▶ [Given exercise]:
Using the material below, copy every line where "Sermayeli" appears.

▶ [Exercise input]:
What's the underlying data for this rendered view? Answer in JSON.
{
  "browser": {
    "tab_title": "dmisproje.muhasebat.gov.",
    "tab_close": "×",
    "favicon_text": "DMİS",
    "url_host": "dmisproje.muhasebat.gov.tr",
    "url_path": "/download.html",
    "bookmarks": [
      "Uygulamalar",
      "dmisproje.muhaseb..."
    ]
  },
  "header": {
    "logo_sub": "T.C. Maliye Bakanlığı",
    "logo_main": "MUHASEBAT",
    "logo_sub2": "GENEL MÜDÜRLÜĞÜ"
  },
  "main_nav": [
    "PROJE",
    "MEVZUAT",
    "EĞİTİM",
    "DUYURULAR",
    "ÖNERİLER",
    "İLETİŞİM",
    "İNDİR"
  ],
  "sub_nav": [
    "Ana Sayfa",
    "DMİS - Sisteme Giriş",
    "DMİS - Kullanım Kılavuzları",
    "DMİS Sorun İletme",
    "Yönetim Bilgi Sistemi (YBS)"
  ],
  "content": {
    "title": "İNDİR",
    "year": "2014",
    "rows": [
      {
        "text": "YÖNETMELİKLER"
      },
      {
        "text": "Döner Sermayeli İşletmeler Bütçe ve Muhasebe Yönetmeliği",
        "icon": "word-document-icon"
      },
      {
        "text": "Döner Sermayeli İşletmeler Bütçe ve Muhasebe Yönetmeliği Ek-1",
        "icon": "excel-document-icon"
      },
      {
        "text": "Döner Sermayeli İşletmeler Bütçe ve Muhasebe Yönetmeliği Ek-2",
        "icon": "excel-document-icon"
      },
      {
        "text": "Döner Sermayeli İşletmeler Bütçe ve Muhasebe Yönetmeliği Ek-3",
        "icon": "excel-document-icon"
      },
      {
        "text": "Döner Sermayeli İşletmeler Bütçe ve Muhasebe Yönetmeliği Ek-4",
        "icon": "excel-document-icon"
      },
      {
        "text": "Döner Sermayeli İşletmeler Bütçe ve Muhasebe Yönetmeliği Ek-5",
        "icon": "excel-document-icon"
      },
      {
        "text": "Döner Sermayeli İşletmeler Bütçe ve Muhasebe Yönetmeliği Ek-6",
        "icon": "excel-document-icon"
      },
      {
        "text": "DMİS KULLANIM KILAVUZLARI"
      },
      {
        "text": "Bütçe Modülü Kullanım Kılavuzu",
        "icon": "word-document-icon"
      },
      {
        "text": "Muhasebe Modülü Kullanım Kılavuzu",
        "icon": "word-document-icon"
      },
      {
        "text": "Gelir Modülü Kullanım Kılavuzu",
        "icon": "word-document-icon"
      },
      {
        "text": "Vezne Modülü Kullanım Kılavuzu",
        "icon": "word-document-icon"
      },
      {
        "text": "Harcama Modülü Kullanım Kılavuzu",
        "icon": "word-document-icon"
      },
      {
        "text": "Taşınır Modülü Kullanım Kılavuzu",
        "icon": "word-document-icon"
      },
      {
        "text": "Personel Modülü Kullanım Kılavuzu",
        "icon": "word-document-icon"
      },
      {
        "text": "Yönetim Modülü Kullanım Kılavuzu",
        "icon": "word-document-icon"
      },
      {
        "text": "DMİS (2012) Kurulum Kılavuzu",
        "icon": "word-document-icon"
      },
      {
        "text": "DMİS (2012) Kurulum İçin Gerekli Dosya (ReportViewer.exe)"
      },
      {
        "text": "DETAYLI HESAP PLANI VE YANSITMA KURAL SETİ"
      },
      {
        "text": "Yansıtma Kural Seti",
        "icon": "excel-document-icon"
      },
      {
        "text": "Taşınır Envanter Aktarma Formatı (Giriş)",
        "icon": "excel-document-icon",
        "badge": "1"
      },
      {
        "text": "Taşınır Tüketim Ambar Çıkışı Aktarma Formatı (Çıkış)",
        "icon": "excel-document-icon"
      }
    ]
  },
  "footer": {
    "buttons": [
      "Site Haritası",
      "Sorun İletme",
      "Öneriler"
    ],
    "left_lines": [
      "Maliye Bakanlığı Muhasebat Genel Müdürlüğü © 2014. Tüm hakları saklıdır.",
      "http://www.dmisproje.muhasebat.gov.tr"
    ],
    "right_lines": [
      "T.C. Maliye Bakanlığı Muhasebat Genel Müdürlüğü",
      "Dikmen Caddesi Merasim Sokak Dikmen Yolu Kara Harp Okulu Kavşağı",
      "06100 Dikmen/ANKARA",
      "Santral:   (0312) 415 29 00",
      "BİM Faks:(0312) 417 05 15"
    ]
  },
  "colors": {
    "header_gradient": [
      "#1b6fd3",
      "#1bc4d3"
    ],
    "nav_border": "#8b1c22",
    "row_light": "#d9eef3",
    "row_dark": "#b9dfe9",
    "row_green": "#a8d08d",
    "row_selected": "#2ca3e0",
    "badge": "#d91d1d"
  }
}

▶ [Task result]:
        "text": "Döner Sermayeli İşletmeler Bütçe ve Muhasebe Yönetmeliği",
        "text": "Döner Sermayeli İşletmeler Bütçe ve Muhasebe Yönetmeliği Ek-1",
        "text": "Döner Sermayeli İşletmeler Bütçe ve Muhasebe Yönetmeliği Ek-2",
        "text": "Döner Sermayeli İşletmeler Bütçe ve Muhasebe Yönetmeliği Ek-3",
        "text": "Döner Sermayeli İşletmeler Bütçe ve Muhasebe Yönetmeliği Ek-4",
        "text": "Döner Sermayeli İşletmeler Bütçe ve Muhasebe Yönetmeliği Ek-5",
        "text": "Döner Sermayeli İşletmeler Bütçe ve Muhasebe Yönetmeliği Ek-6",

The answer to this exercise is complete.